(Data taken from a collection)
****

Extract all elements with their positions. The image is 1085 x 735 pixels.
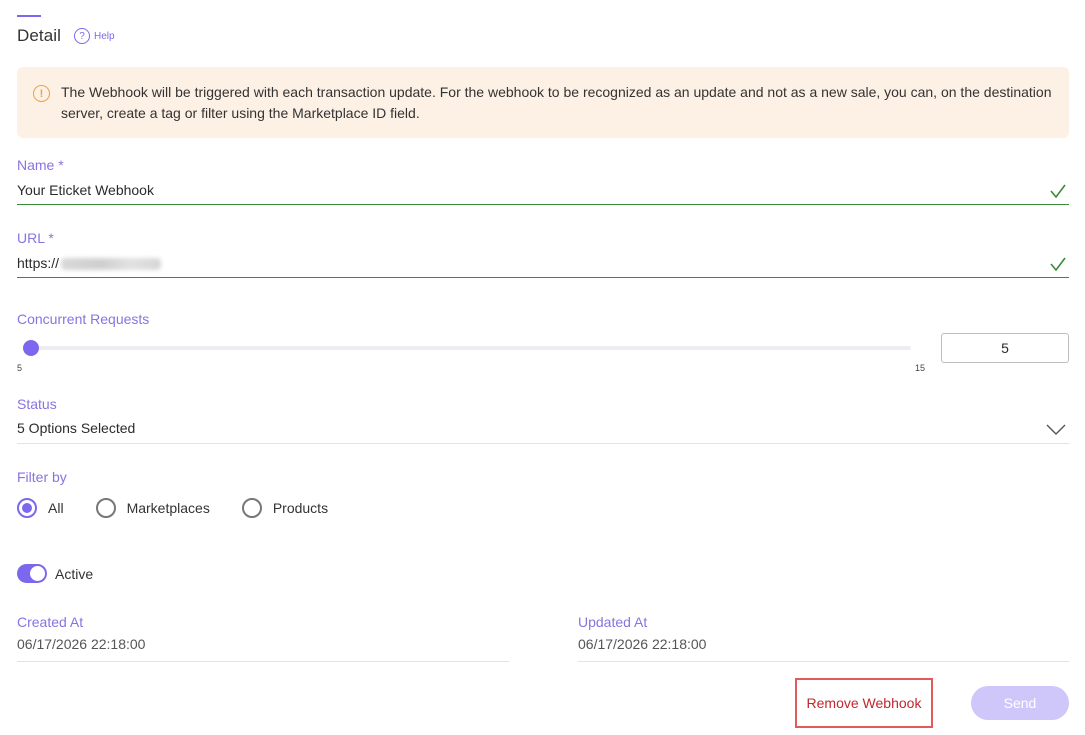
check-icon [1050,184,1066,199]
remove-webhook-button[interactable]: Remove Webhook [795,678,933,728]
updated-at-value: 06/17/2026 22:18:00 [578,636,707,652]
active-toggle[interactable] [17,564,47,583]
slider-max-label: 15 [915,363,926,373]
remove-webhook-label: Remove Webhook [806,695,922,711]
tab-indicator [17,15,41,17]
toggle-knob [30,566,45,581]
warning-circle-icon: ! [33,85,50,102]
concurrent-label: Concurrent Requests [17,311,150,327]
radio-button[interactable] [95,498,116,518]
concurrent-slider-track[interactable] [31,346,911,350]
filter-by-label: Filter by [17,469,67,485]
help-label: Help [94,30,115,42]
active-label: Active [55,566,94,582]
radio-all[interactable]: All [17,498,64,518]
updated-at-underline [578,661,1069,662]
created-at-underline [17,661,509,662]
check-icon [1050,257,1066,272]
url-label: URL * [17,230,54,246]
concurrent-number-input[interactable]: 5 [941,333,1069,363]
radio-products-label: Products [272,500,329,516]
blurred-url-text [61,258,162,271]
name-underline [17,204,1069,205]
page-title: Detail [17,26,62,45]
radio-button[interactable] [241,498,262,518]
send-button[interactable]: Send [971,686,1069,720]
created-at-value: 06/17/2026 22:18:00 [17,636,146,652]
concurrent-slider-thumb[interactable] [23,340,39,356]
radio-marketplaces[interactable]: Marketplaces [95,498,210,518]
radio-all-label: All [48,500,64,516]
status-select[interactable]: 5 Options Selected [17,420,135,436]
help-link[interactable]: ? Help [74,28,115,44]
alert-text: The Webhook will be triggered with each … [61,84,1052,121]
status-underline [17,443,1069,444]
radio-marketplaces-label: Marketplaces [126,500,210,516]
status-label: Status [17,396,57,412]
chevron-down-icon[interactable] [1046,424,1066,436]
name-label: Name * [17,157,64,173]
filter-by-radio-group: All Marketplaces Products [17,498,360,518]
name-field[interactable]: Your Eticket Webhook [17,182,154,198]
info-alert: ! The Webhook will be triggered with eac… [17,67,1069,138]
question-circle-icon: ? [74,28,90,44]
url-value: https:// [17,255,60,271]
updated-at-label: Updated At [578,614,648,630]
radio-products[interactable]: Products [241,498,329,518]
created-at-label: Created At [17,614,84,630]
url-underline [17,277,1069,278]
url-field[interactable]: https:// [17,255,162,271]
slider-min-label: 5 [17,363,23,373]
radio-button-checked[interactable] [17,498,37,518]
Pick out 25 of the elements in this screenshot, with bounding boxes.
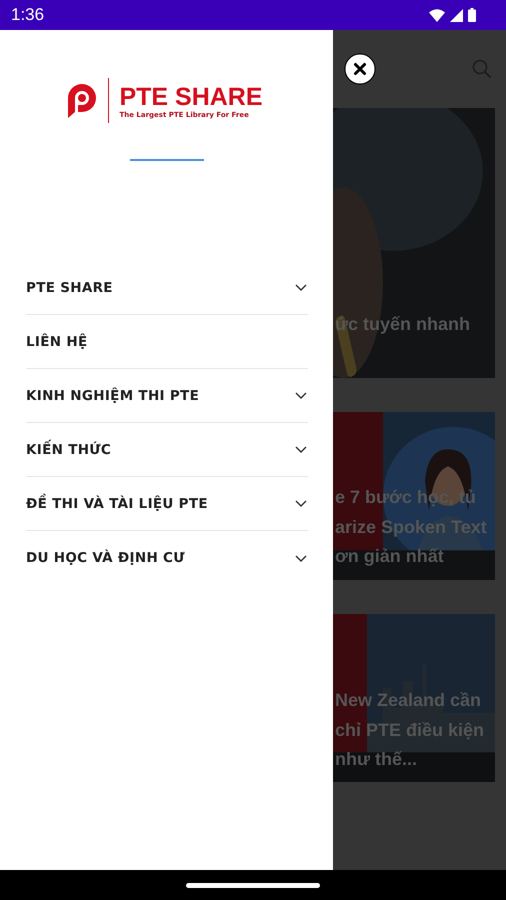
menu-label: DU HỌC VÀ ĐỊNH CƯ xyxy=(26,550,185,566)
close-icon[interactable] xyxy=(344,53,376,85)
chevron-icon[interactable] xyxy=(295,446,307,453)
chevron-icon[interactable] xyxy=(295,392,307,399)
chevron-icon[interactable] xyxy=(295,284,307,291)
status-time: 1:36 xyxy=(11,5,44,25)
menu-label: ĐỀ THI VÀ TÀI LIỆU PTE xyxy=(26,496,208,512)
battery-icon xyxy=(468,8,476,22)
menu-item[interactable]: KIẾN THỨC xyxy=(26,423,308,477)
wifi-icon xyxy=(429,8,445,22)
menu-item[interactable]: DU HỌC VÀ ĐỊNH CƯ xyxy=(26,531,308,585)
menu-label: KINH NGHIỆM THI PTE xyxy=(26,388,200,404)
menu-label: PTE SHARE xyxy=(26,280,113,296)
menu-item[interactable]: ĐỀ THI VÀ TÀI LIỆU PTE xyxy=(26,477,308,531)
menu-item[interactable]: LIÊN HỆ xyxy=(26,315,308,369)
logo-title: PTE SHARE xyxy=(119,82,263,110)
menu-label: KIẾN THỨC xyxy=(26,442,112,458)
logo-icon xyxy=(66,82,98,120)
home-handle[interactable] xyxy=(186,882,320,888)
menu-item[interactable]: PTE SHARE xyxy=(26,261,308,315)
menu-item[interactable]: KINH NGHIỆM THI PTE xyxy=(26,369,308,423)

****

Work to do. Reproduce the items word for word, starting at the line with "menu-label: DU HỌC" and ending with the line with "logo-icon xyxy=(66,82,98,120)", both included.

Completed task.
menu-label: DU HỌC VÀ ĐỊNH CƯ xyxy=(26,550,185,566)
close-icon[interactable] xyxy=(344,53,376,85)
chevron-icon[interactable] xyxy=(295,446,307,453)
chevron-icon[interactable] xyxy=(295,392,307,399)
chevron-icon[interactable] xyxy=(295,284,307,291)
status-time: 1:36 xyxy=(11,5,44,25)
menu-label: ĐỀ THI VÀ TÀI LIỆU PTE xyxy=(26,496,208,512)
battery-icon xyxy=(468,8,476,22)
menu-item[interactable]: KIẾN THỨC xyxy=(26,423,308,477)
wifi-icon xyxy=(429,8,445,22)
menu-item[interactable]: DU HỌC VÀ ĐỊNH CƯ xyxy=(26,531,308,585)
menu-label: KINH NGHIỆM THI PTE xyxy=(26,388,200,404)
menu-label: PTE SHARE xyxy=(26,280,113,296)
menu-item[interactable]: ĐỀ THI VÀ TÀI LIỆU PTE xyxy=(26,477,308,531)
menu-item[interactable]: LIÊN HỆ xyxy=(26,315,308,369)
logo-title: PTE SHARE xyxy=(119,82,263,110)
menu-label: KIẾN THỨC xyxy=(26,442,112,458)
logo-icon xyxy=(66,82,98,120)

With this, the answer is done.